Directive:
Check each line of the listing, and copy it if it contains the word "name".

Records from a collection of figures

- - - -

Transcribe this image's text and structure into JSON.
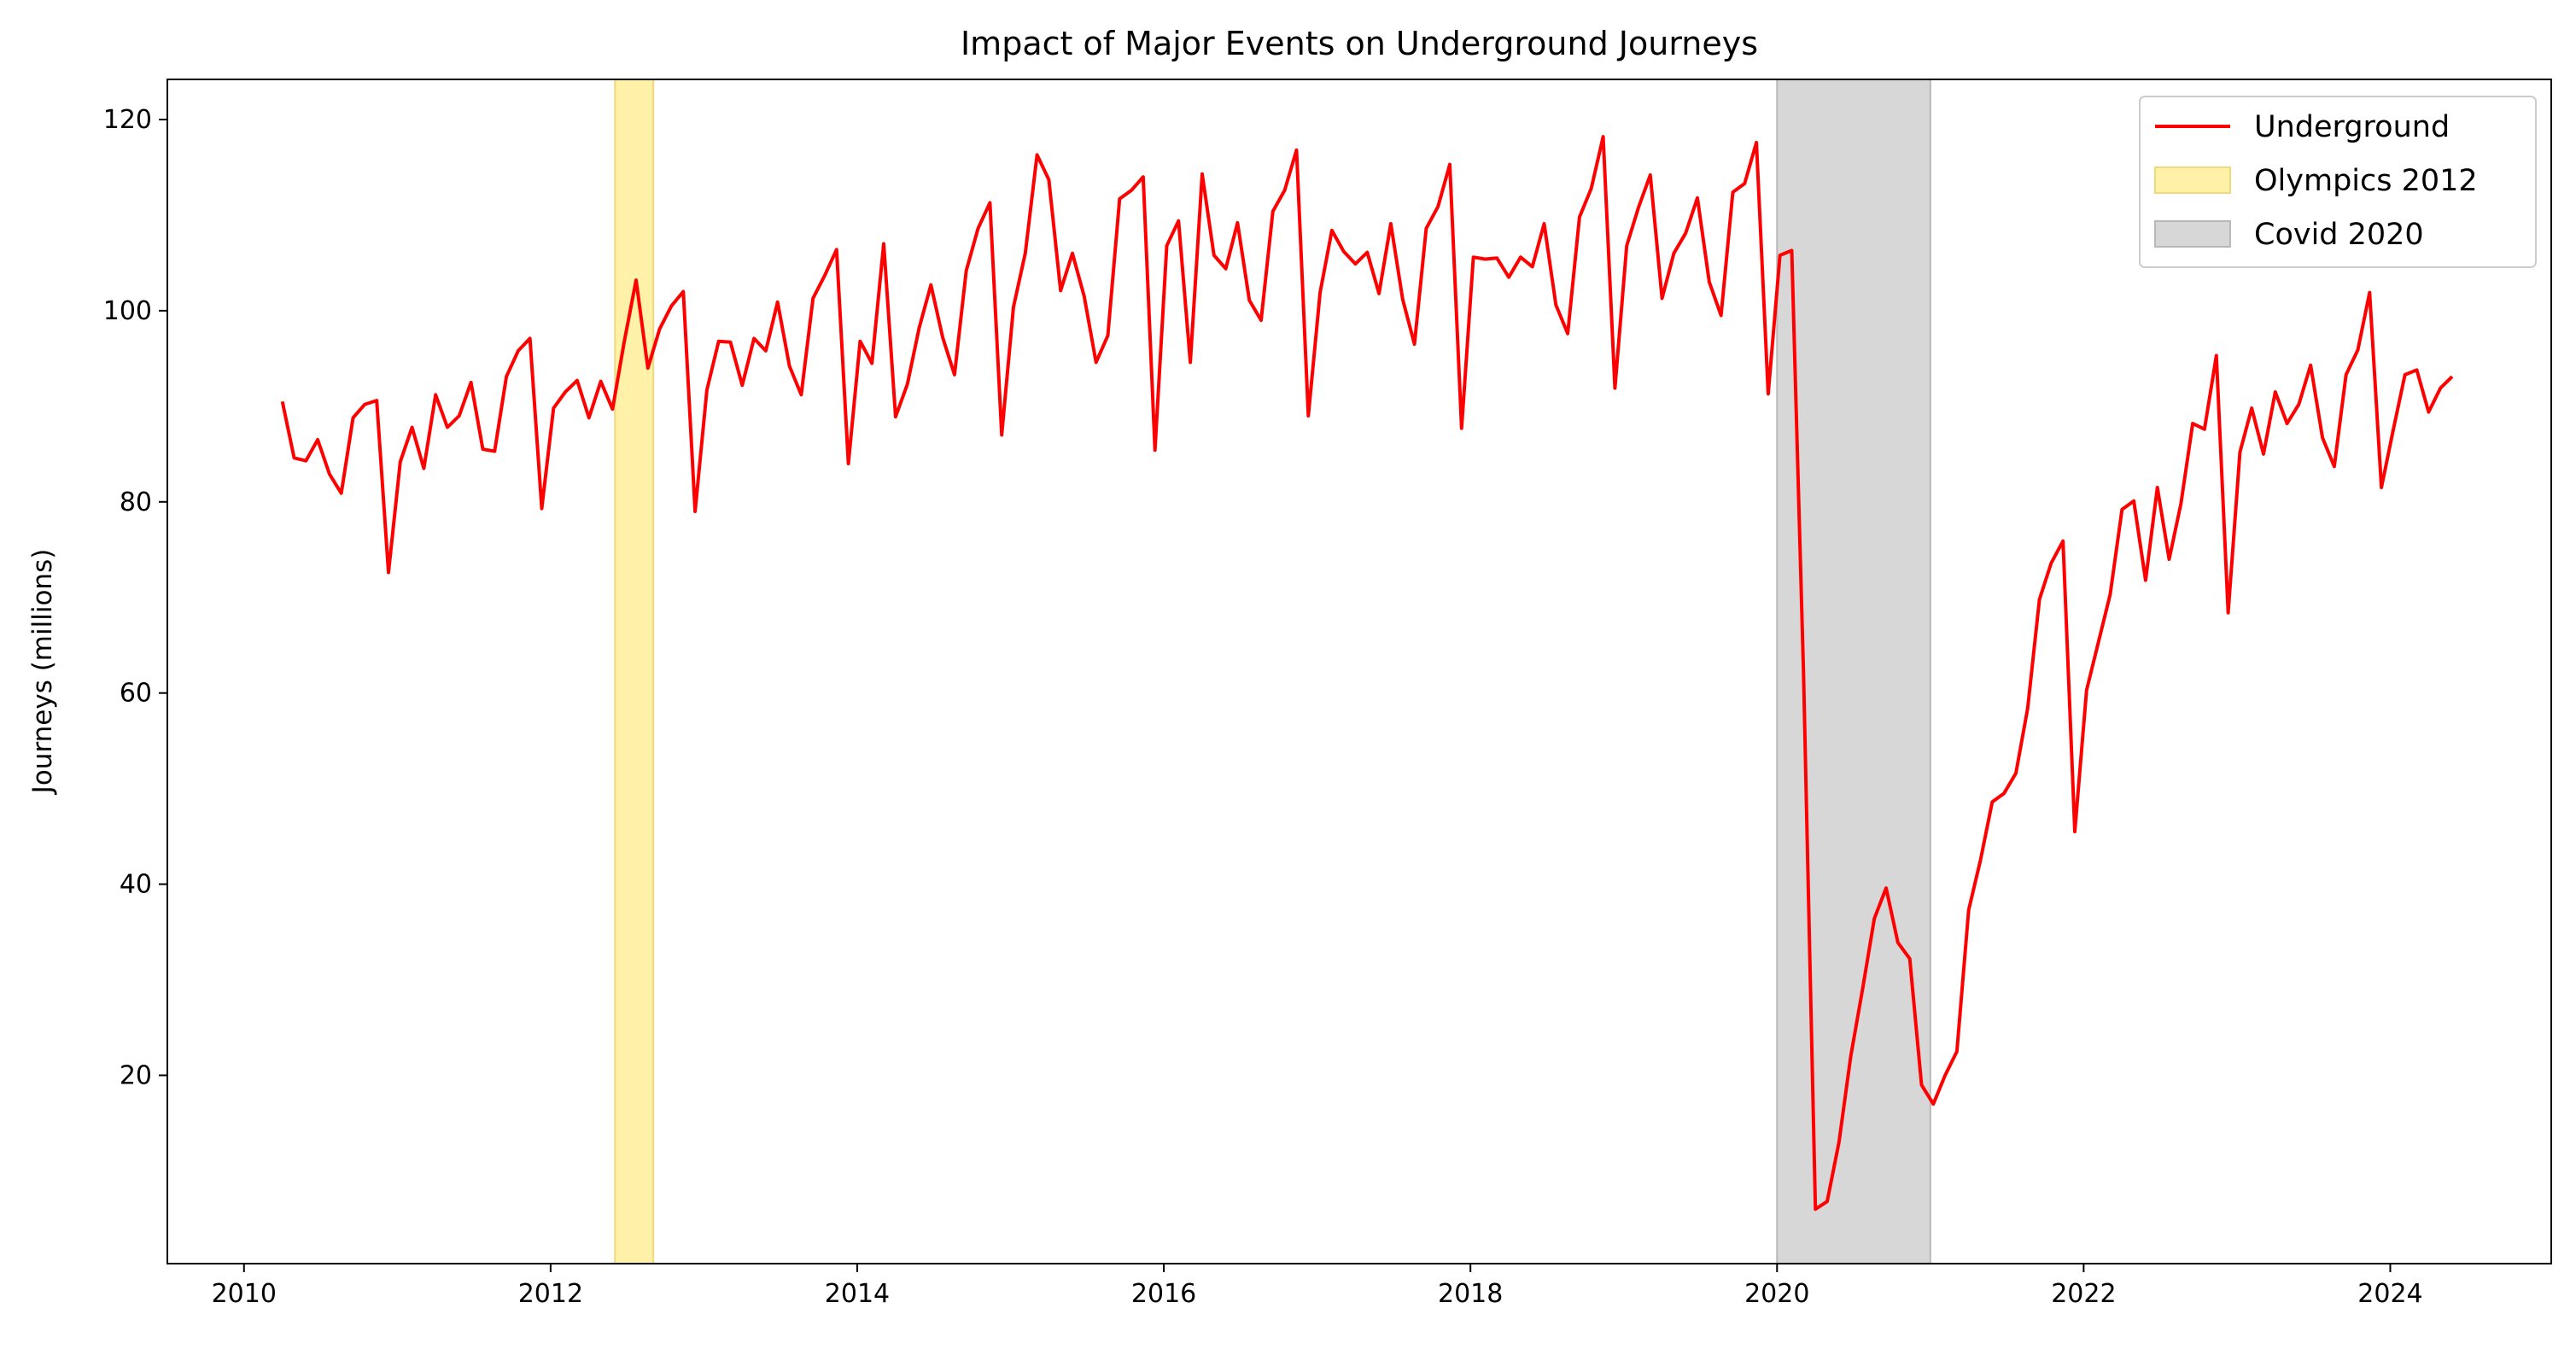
{
  "chart_data": {
    "type": "line",
    "title": "Impact of Major Events on Underground Journeys",
    "xlabel": "",
    "ylabel": "Journeys (millions)",
    "xlim": [
      2009.5,
      2025.05
    ],
    "ylim": [
      0.3,
      124.2
    ],
    "xticks": [
      2010,
      2012,
      2014,
      2016,
      2018,
      2020,
      2022,
      2024
    ],
    "yticks": [
      20,
      40,
      60,
      80,
      100,
      120
    ],
    "grid": false,
    "legend_position": "top-right",
    "colors": {
      "line": "#ff0000",
      "olympics": "#fff2a8",
      "olympics_edge": "#f1d97a",
      "covid": "#d7d7d7",
      "covid_edge": "#b8b8b8"
    },
    "series": [
      {
        "name": "Underground",
        "x_start": 2010.25,
        "x_step": 0.076923,
        "values": [
          90.5,
          84.6,
          84.3,
          86.5,
          82.9,
          80.9,
          88.8,
          90.2,
          90.6,
          72.6,
          84.2,
          87.8,
          83.5,
          91.2,
          87.8,
          89,
          92.5,
          85.5,
          85.3,
          93.1,
          95.8,
          97.1,
          79.3,
          89.8,
          91.5,
          92.7,
          88.8,
          92.6,
          89.7,
          96.8,
          103.2,
          94,
          98.1,
          100.5,
          102,
          79,
          91.7,
          96.8,
          96.7,
          92.2,
          97.1,
          95.8,
          100.9,
          94.2,
          91.2,
          101.3,
          103.7,
          106.4,
          84,
          96.8,
          94.5,
          107,
          88.9,
          92.3,
          98.2,
          102.7,
          97.2,
          93.3,
          104.2,
          108.6,
          111.3,
          87,
          100.4,
          106,
          116.3,
          113.7,
          102.1,
          106,
          101.5,
          94.6,
          97.4,
          111.7,
          112.6,
          114,
          85.4,
          106.8,
          109.4,
          94.6,
          114.3,
          105.8,
          104.4,
          109.2,
          101.1,
          99,
          110.4,
          112.6,
          116.8,
          89,
          101.9,
          108.4,
          106.2,
          104.9,
          106.1,
          101.8,
          109.1,
          101.2,
          96.5,
          108.6,
          110.9,
          115.3,
          87.7,
          105.6,
          105.4,
          105.5,
          103.5,
          105.6,
          104.6,
          109.1,
          100.6,
          97.6,
          109.8,
          112.8,
          118.2,
          91.9,
          106.8,
          110.8,
          114.2,
          101.3,
          106,
          108.1,
          111.8,
          103,
          99.5,
          112.4,
          113.3,
          117.6,
          91.3,
          105.8,
          106.3,
          62,
          6,
          6.8,
          13,
          22,
          29,
          36.4,
          39.6,
          33.9,
          32.2,
          19,
          17,
          20,
          22.5,
          37.3,
          42.5,
          48.6,
          49.5,
          51.6,
          58.4,
          69.8,
          73.6,
          75.9,
          45.5,
          60.3,
          65.3,
          70.3,
          79.2,
          80.1,
          71.8,
          81.5,
          74,
          79.8,
          88.2,
          87.6,
          95.3,
          68.4,
          85.2,
          89.8,
          85,
          91.5,
          88.2,
          90.2,
          94.3,
          86.7,
          83.7,
          93.3,
          95.9,
          101.9,
          81.5,
          87.5,
          93.3,
          93.8,
          89.4,
          91.9,
          93.1
        ]
      }
    ],
    "bands": [
      {
        "name": "Olympics 2012",
        "x_start": 2012.42,
        "x_end": 2012.67
      },
      {
        "name": "Covid 2020",
        "x_start": 2020.0,
        "x_end": 2021.0
      }
    ]
  }
}
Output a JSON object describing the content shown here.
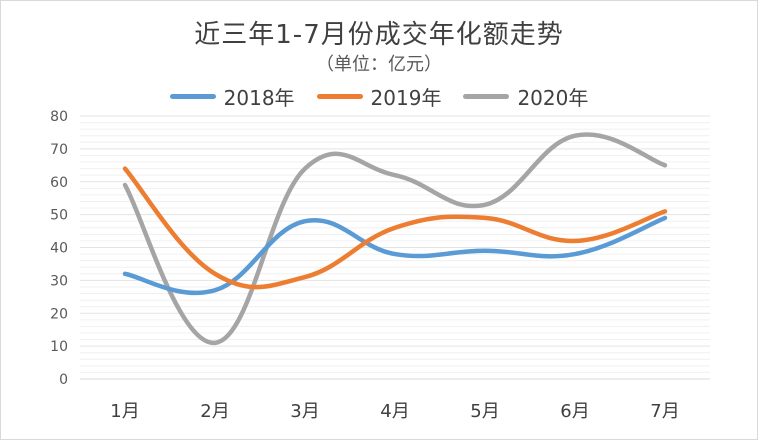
{
  "chart_data": {
    "type": "line",
    "title": "近三年1-7月份成交年化额走势",
    "subtitle": "（单位：亿元）",
    "categories": [
      "1月",
      "2月",
      "3月",
      "4月",
      "5月",
      "6月",
      "7月"
    ],
    "series": [
      {
        "name": "2018年",
        "color": "#5b9bd5",
        "values": [
          32,
          27,
          48,
          38,
          39,
          38,
          49
        ]
      },
      {
        "name": "2019年",
        "color": "#ed7d31",
        "values": [
          64,
          32,
          31,
          46,
          49,
          42,
          51
        ]
      },
      {
        "name": "2020年",
        "color": "#a5a5a5",
        "values": [
          59,
          11,
          64,
          62,
          53,
          74,
          65
        ]
      }
    ],
    "ylim": [
      0,
      80
    ],
    "yticks": [
      0,
      10,
      20,
      30,
      40,
      50,
      60,
      70,
      80
    ],
    "grid": true,
    "legend_position": "top",
    "smooth": true
  }
}
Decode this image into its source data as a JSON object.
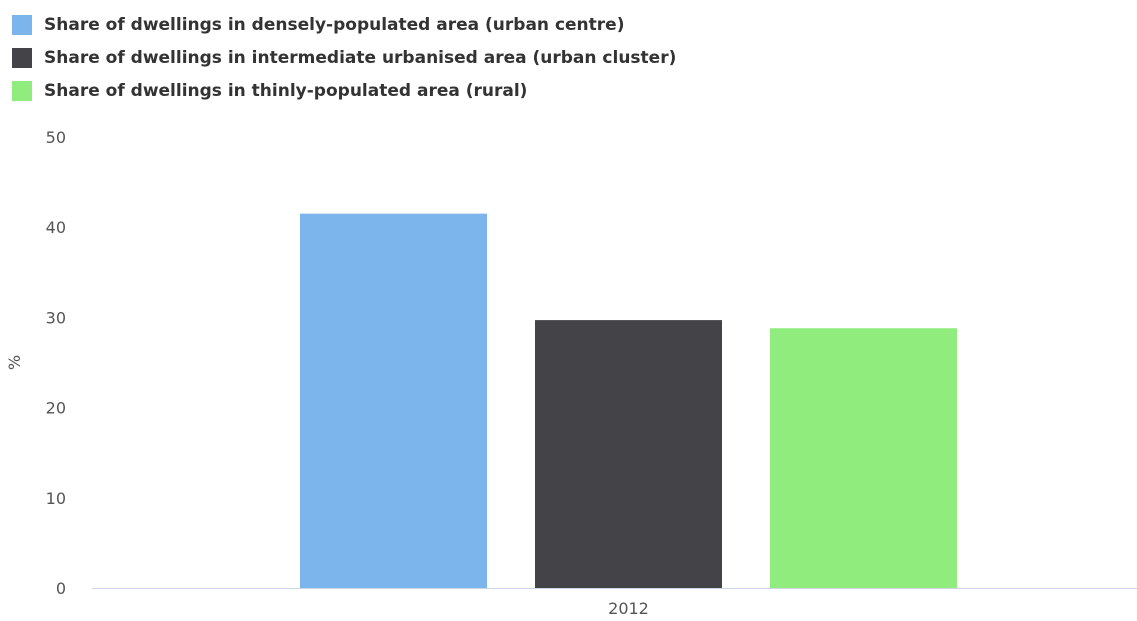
{
  "chart_data": {
    "type": "bar",
    "categories": [
      "2012"
    ],
    "series": [
      {
        "name": "Share of dwellings in densely-populated area (urban centre)",
        "values": [
          41.5
        ],
        "color": "#7cb5ec"
      },
      {
        "name": "Share of dwellings in intermediate urbanised area (urban cluster)",
        "values": [
          29.7
        ],
        "color": "#434348"
      },
      {
        "name": "Share of dwellings in thinly-populated area (rural)",
        "values": [
          28.8
        ],
        "color": "#90ed7d"
      }
    ],
    "ylabel": "%",
    "xlabel": "",
    "title": "",
    "ylim": [
      0,
      50
    ],
    "yticks": [
      0,
      10,
      20,
      30,
      40,
      50
    ],
    "grid": false,
    "legend_position": "top-left"
  }
}
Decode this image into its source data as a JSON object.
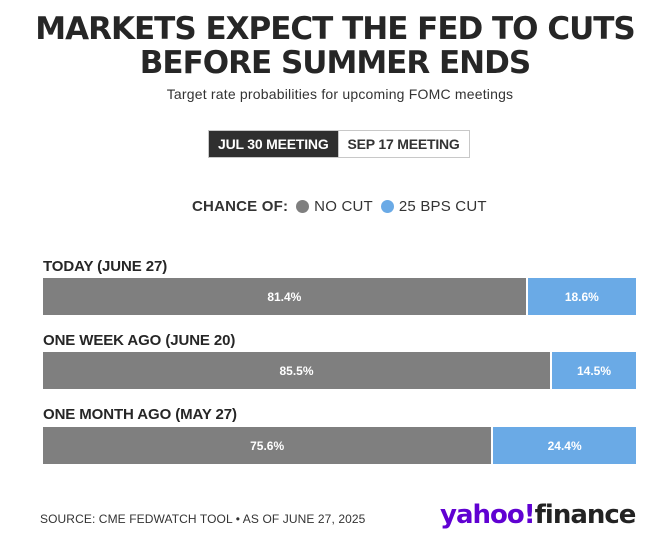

- - - -

Finished task:
        "name": "Underground",
        "name": "Olympics 2012",
        "name": "Covid 2020",
        "name": "2018年",
        "name": "2019年",
        "name": "2020年",
        "name": "Share of dwellings in densely-populated area (urban centre)",
        "name": "Share of dwellings in intermediate urbanised area (urban cluster)",
        "name": "Share of dwellings in thinly-populated area (rural)",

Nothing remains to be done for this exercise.